(Saved data entries)
=====
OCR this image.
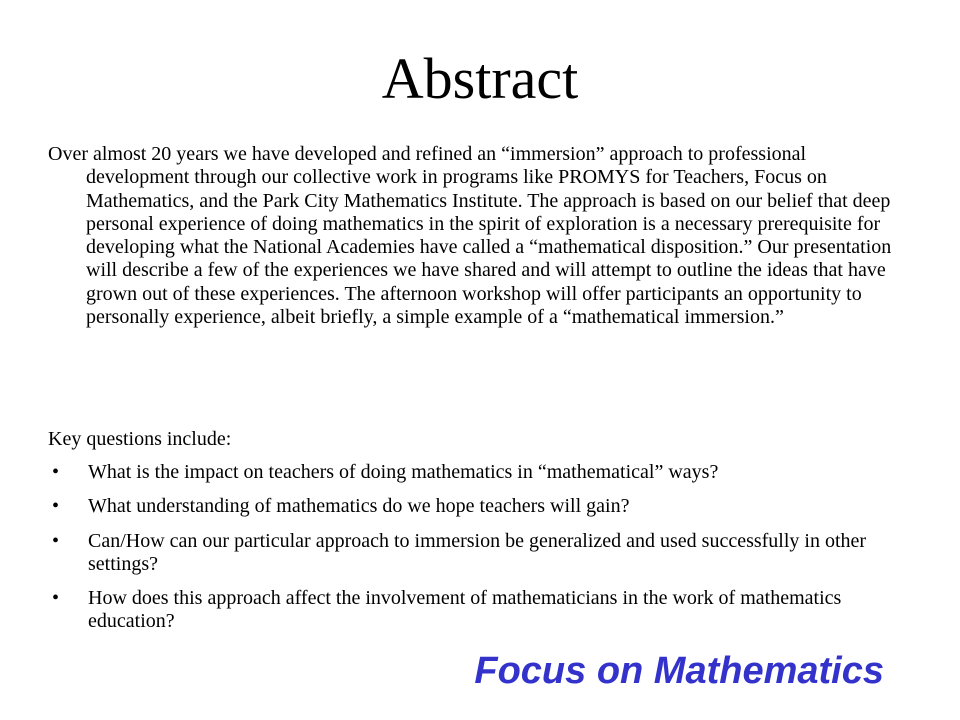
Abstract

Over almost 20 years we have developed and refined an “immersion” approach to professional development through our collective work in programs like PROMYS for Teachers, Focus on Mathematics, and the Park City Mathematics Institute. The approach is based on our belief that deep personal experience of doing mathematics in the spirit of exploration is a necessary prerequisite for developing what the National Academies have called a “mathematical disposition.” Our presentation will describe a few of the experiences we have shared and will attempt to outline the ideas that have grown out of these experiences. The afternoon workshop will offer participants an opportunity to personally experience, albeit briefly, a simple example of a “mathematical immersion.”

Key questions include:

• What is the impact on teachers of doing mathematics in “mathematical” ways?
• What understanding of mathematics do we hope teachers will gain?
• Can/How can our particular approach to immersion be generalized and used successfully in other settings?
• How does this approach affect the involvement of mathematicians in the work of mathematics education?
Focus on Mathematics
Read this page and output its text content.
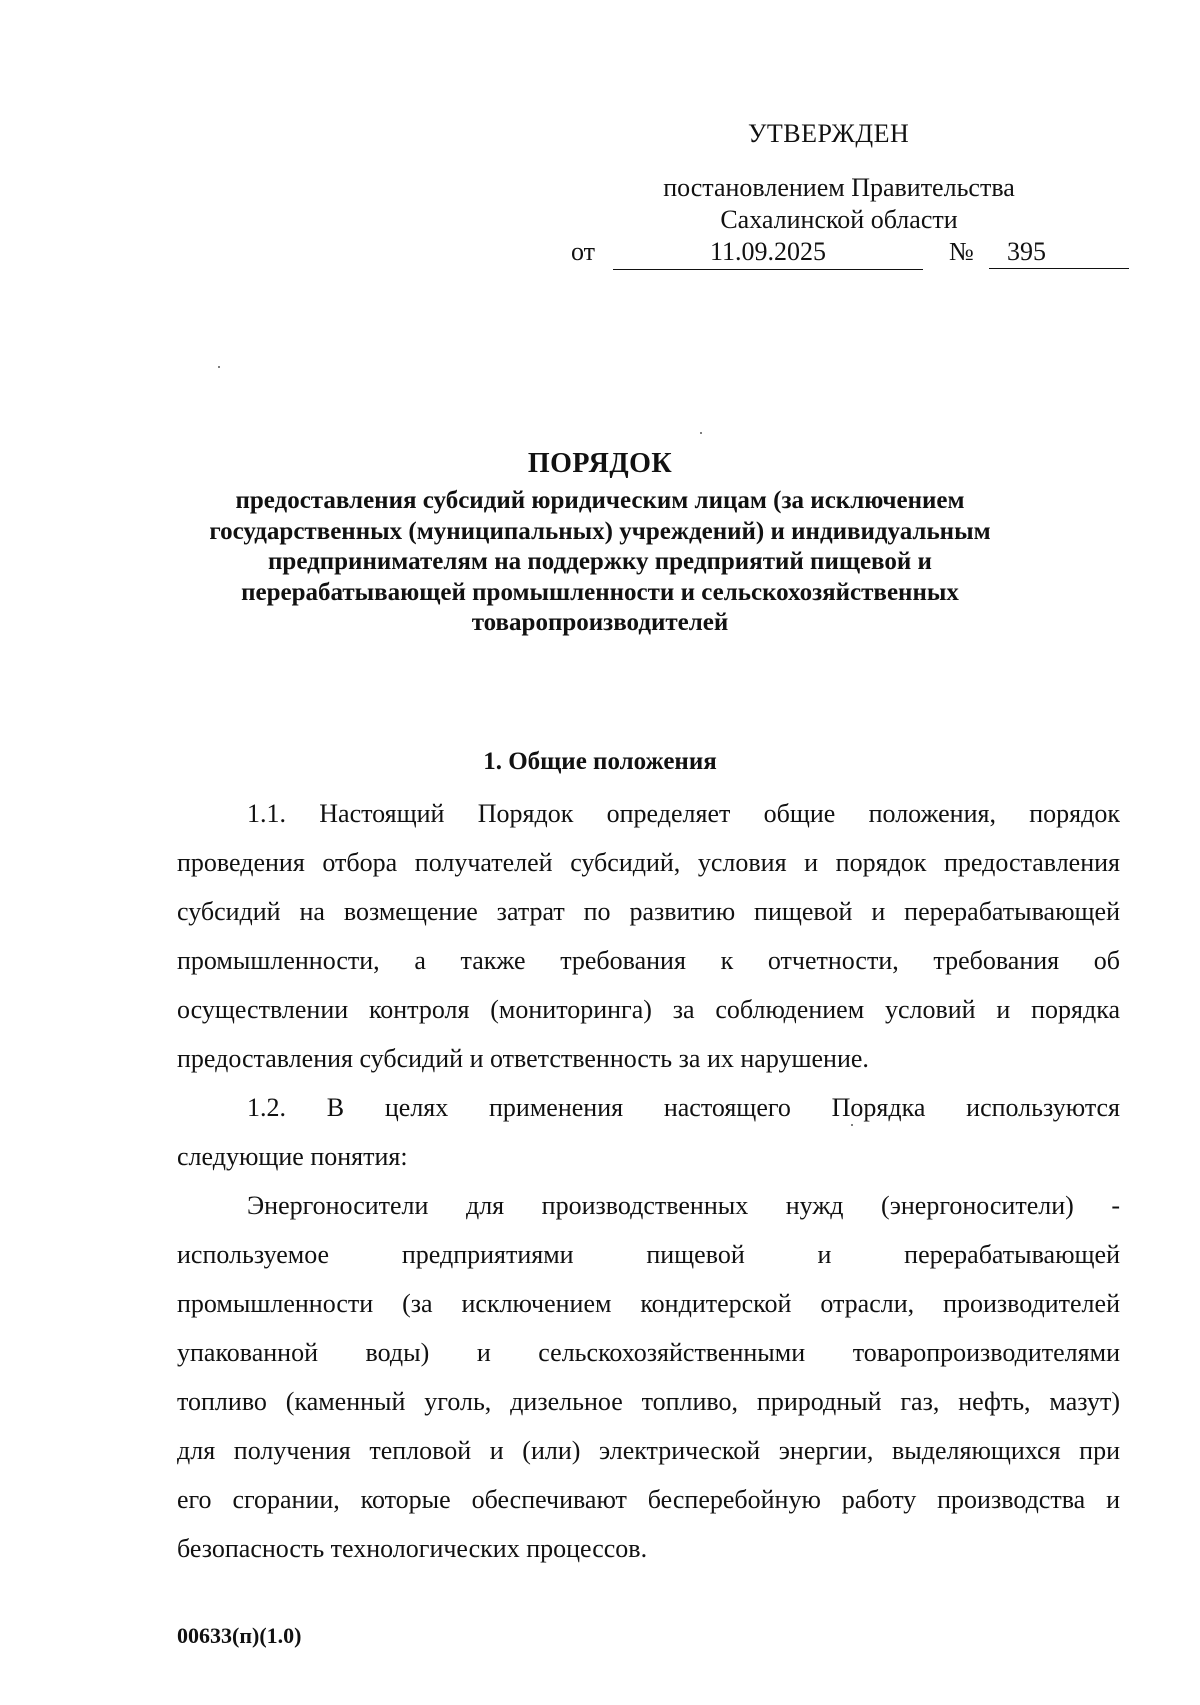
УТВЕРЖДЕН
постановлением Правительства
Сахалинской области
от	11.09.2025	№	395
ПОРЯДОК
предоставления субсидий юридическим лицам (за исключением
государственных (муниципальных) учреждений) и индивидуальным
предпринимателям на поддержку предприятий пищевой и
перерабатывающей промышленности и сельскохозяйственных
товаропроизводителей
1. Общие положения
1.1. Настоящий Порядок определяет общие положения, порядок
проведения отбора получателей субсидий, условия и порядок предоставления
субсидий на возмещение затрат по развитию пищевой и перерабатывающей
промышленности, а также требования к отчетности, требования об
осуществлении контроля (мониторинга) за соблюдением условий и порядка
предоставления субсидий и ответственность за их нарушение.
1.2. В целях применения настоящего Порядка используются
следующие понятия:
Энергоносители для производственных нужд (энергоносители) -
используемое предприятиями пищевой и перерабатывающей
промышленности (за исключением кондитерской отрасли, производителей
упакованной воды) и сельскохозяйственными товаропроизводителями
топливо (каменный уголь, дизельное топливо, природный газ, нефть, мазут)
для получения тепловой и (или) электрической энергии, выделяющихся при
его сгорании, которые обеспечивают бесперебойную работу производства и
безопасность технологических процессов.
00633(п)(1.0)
=====
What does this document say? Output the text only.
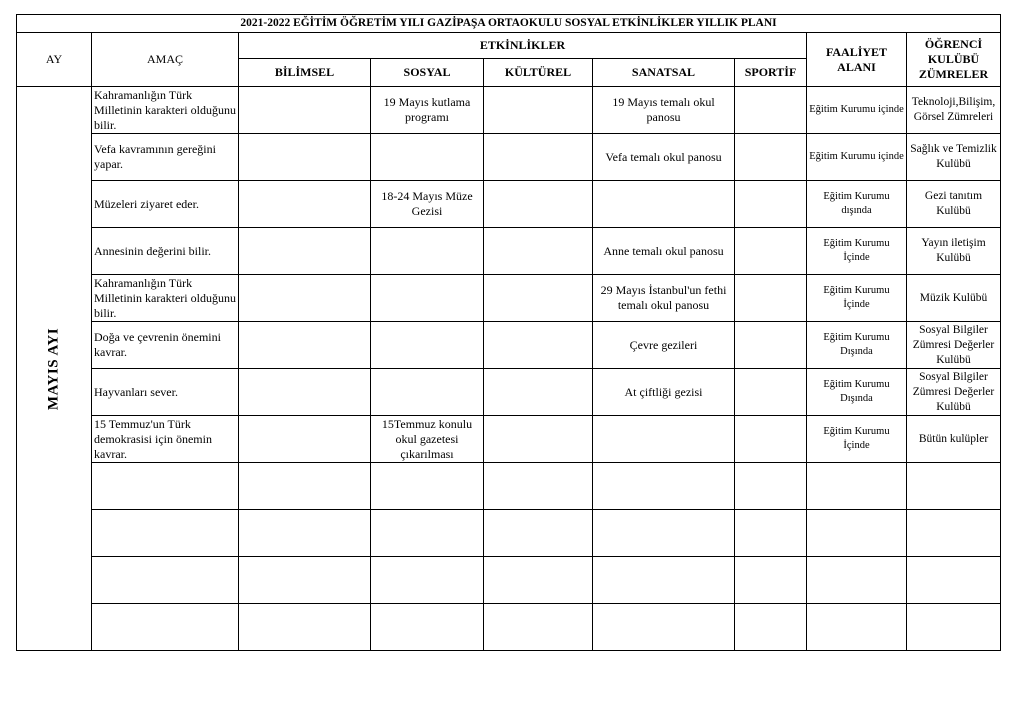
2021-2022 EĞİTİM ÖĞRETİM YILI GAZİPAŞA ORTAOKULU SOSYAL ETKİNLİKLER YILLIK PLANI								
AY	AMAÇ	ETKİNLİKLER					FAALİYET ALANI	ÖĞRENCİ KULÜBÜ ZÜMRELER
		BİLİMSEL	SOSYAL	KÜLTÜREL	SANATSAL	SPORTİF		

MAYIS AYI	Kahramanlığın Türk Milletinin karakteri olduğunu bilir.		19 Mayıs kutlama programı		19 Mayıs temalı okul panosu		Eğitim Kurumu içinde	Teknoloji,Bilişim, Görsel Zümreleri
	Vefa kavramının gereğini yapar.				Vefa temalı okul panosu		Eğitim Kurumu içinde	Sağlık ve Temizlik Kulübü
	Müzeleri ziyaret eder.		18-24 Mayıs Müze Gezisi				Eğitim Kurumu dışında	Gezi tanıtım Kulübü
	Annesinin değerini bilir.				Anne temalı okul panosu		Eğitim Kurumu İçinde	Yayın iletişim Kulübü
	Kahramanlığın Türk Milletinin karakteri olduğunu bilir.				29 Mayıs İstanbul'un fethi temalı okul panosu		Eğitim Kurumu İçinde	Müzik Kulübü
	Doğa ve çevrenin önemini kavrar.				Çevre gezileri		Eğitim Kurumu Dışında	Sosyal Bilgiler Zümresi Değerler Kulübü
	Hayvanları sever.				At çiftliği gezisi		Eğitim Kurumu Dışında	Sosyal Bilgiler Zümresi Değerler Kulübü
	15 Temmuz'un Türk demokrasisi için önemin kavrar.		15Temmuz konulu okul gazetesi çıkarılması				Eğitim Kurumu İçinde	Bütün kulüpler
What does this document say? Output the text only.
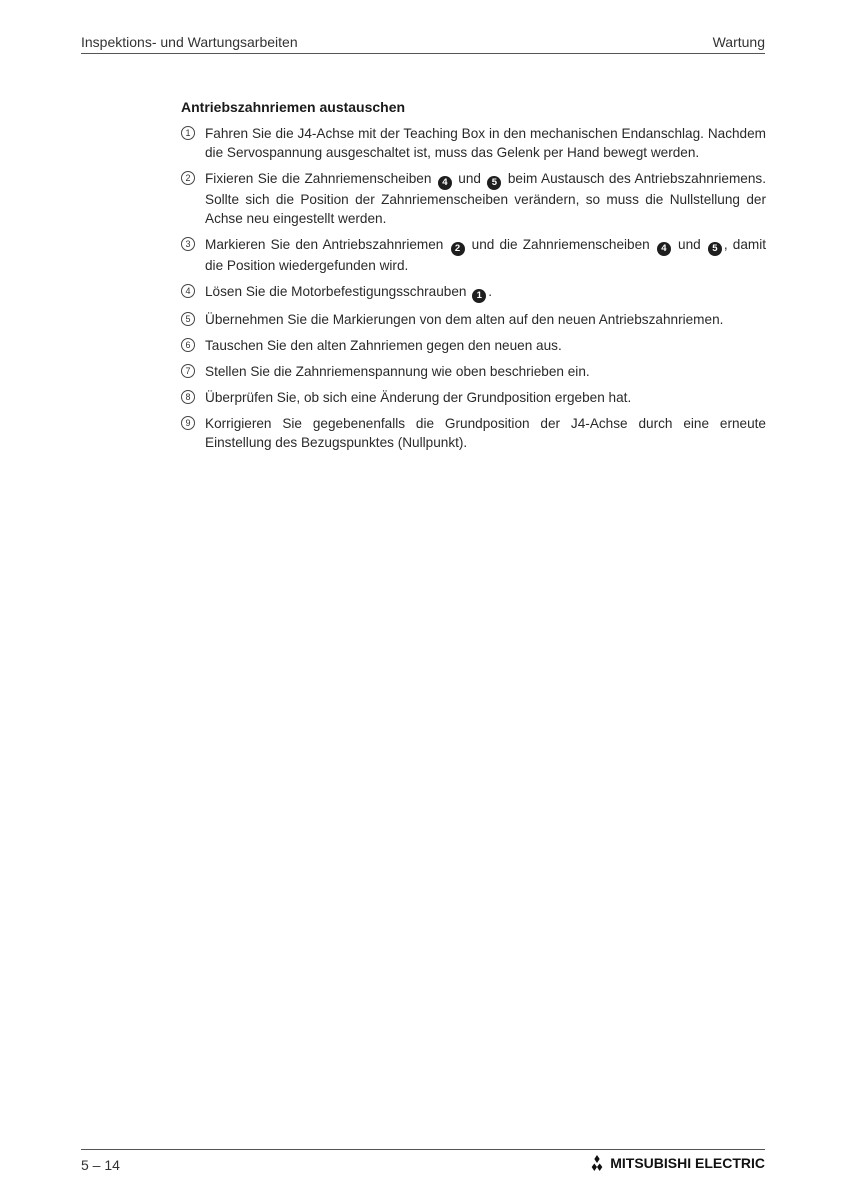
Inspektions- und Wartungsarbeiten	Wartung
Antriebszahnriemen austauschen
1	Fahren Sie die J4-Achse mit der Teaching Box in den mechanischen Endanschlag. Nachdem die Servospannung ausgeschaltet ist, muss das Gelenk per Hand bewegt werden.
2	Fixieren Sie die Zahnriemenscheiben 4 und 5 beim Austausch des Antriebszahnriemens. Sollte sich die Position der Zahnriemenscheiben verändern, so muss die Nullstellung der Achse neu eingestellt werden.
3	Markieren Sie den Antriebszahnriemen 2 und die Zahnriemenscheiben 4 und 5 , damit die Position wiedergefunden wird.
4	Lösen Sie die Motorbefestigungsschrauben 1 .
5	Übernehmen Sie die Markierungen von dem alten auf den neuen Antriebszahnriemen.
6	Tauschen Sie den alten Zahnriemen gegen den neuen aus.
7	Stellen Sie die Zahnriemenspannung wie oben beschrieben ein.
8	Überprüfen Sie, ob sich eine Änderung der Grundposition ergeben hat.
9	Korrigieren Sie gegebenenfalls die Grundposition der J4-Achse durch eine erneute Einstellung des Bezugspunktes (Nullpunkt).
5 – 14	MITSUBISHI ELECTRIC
=====
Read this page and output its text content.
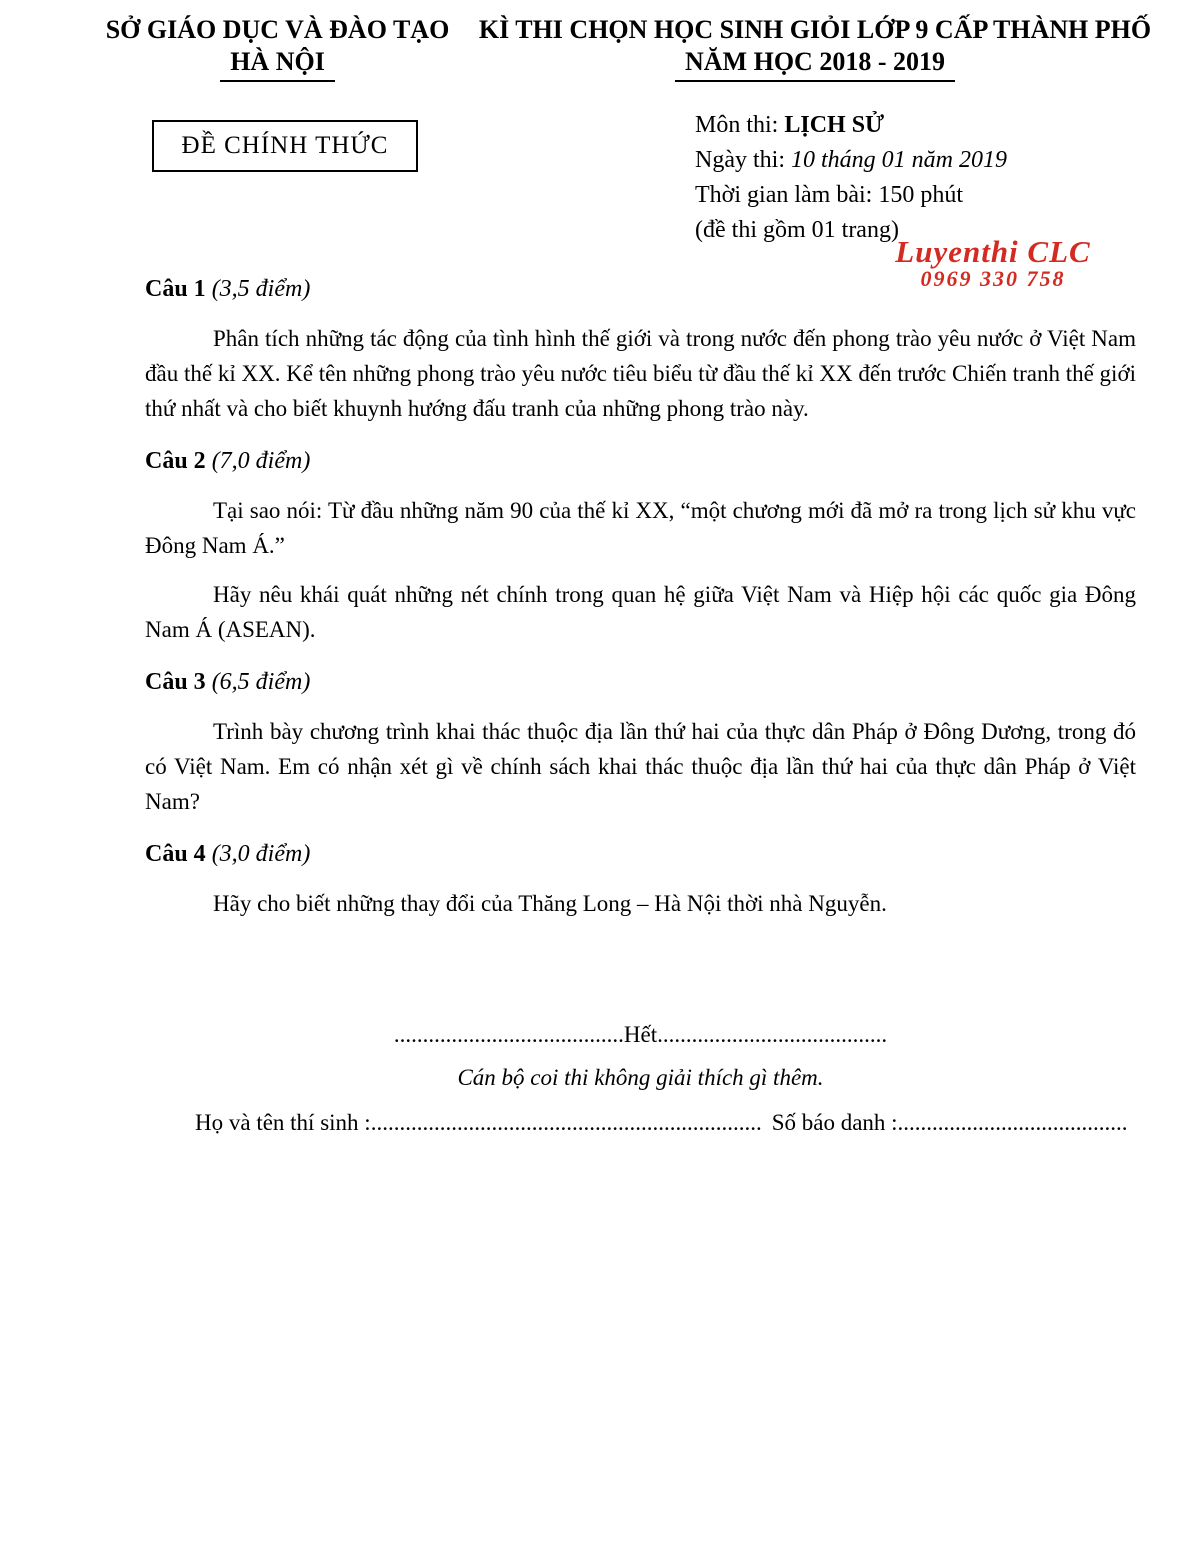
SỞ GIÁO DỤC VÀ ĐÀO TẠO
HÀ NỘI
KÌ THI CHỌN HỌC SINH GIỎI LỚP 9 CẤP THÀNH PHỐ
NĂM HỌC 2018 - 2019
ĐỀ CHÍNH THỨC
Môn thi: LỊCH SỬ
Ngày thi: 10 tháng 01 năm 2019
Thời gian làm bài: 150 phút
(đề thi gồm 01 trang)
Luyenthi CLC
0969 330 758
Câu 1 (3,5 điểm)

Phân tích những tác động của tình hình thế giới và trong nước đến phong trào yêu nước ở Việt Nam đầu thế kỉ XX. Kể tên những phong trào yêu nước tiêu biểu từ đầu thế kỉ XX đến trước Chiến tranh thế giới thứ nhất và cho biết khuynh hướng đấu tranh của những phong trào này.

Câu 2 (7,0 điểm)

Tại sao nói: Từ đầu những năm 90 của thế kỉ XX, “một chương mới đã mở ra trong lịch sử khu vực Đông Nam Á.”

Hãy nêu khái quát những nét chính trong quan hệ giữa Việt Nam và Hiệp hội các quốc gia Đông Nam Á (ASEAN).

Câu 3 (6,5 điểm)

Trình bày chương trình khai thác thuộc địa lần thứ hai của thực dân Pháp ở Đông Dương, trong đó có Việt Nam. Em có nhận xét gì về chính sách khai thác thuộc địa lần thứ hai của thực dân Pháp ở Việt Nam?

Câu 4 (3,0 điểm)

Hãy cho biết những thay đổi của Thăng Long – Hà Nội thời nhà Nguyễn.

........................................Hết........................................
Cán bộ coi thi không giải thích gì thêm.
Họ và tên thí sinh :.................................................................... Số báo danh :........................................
=====
A single figure is required: the number of lines above in which the word "Değerler" occurs.

**OUTPUT:** 2